> [Written exercise]: Wherever the string "JSON" occurs in a line of these records, report that line.

──────── Stored data

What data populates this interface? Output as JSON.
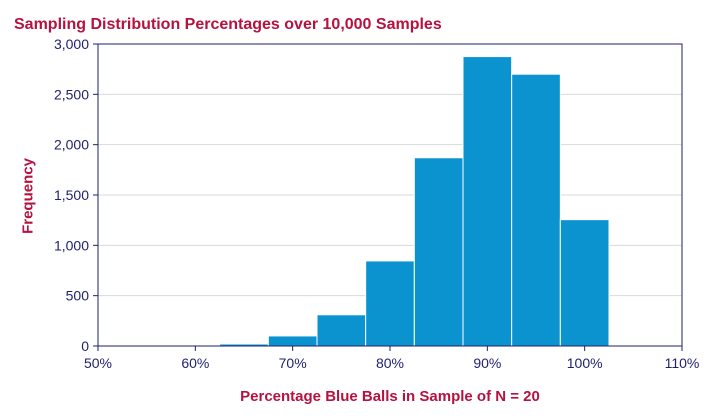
{
  "colors": {
    "title": "#b5123f",
    "axis_text": "#1f1f6e",
    "bar_fill": "#0b93cf",
    "bar_stroke": "#ffffff",
    "grid": "#d9d9d9",
    "frame": "#1f1f6e"
  },
  "chart_data": {
    "type": "bar",
    "title": "Sampling Distribution Percentages over 10,000 Samples",
    "xlabel": "Percentage Blue Balls in Sample of N = 20",
    "ylabel": "Frequency",
    "xlim": [
      50,
      110
    ],
    "ylim": [
      0,
      3000
    ],
    "bin_width": 5,
    "x_ticks": [
      {
        "value": 50,
        "label": "50%"
      },
      {
        "value": 60,
        "label": "60%"
      },
      {
        "value": 70,
        "label": "70%"
      },
      {
        "value": 80,
        "label": "80%"
      },
      {
        "value": 90,
        "label": "90%"
      },
      {
        "value": 100,
        "label": "100%"
      },
      {
        "value": 110,
        "label": "110%"
      }
    ],
    "y_ticks": [
      {
        "value": 0,
        "label": "0"
      },
      {
        "value": 500,
        "label": "500"
      },
      {
        "value": 1000,
        "label": "1,000"
      },
      {
        "value": 1500,
        "label": "1,500"
      },
      {
        "value": 2000,
        "label": "2,000"
      },
      {
        "value": 2500,
        "label": "2,500"
      },
      {
        "value": 3000,
        "label": "3,000"
      }
    ],
    "grid": true,
    "bins": [
      {
        "x": 60,
        "value": 3
      },
      {
        "x": 65,
        "value": 20
      },
      {
        "x": 70,
        "value": 100
      },
      {
        "x": 75,
        "value": 310
      },
      {
        "x": 80,
        "value": 845
      },
      {
        "x": 85,
        "value": 1870
      },
      {
        "x": 90,
        "value": 2875
      },
      {
        "x": 95,
        "value": 2700
      },
      {
        "x": 100,
        "value": 1255
      }
    ]
  }
}
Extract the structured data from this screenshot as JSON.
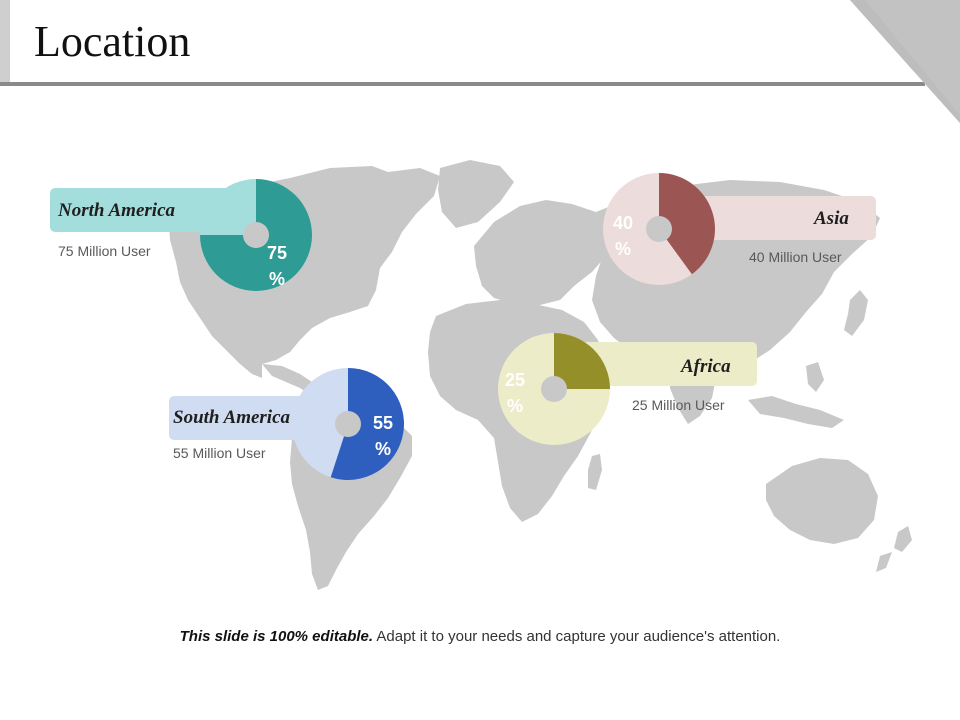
{
  "title": "Location",
  "regions": [
    {
      "name": "North America",
      "users": "75 Million User",
      "percent": 75,
      "pct_number": "75",
      "pct_sign": "%",
      "color": "#2e9b94",
      "remainder_color": "#a3dedd",
      "label_color": "#a3dedd"
    },
    {
      "name": "Asia",
      "users": "40 Million User",
      "percent": 40,
      "pct_number": "40",
      "pct_sign": "%",
      "color": "#9b5653",
      "remainder_color": "#ecdcdb",
      "label_color": "#ecdcdb"
    },
    {
      "name": "Africa",
      "users": "25 Million User",
      "percent": 25,
      "pct_number": "25",
      "pct_sign": "%",
      "color": "#958f2a",
      "remainder_color": "#edecc9",
      "label_color": "#edecc9"
    },
    {
      "name": "South America",
      "users": "55 Million User",
      "percent": 55,
      "pct_number": "55",
      "pct_sign": "%",
      "color": "#2f5fbe",
      "remainder_color": "#d0dcf1",
      "label_color": "#d0dcf1"
    }
  ],
  "footer": {
    "bold": "This slide is 100% editable.",
    "rest": " Adapt it to your needs and capture your audience's attention."
  },
  "colors": {
    "map": "#c8c8c8",
    "corner_light": "#dcdcdc",
    "corner_dark": "#bdbdbd"
  }
}
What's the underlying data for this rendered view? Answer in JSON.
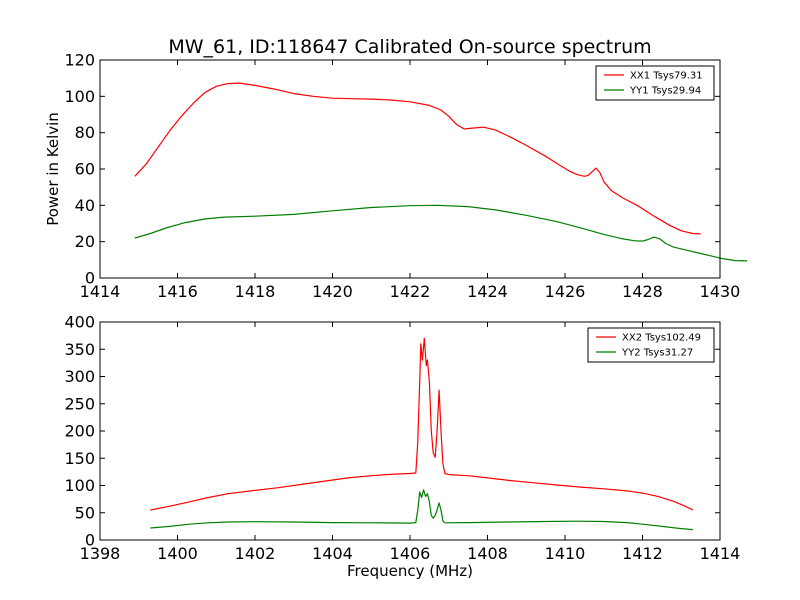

────────────────

> [Finished answer]:
What data populates this interface? Output as JSON.
Extract the structured data from this screenshot as JSON.
What's the underlying data for this rendered view? Answer in JSON.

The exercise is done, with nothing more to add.